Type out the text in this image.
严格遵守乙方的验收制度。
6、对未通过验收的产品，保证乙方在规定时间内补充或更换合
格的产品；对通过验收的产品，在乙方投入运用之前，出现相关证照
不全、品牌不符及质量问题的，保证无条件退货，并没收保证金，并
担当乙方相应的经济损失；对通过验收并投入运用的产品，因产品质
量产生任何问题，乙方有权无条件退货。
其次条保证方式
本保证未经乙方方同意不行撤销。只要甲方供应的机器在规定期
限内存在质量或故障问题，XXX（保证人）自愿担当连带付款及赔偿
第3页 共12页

• • •

## Task
The entries above must be returned exactly.

## Task response
Type out the text in this image.
严格遵守乙方的验收制度。
6、对未通过验收的产品，保证乙方在规定时间内补充或更换合
格的产品；对通过验收的产品，在乙方投入运用之前，出现相关证照
不全、品牌不符及质量问题的，保证无条件退货，并没收保证金，并
担当乙方相应的经济损失；对通过验收并投入运用的产品，因产品质
量产生任何问题，乙方有权无条件退货。
其次条保证方式
本保证未经乙方方同意不行撤销。只要甲方供应的机器在规定期
限内存在质量或故障问题，XXX（保证人）自愿担当连带付款及赔偿
第3页 共12页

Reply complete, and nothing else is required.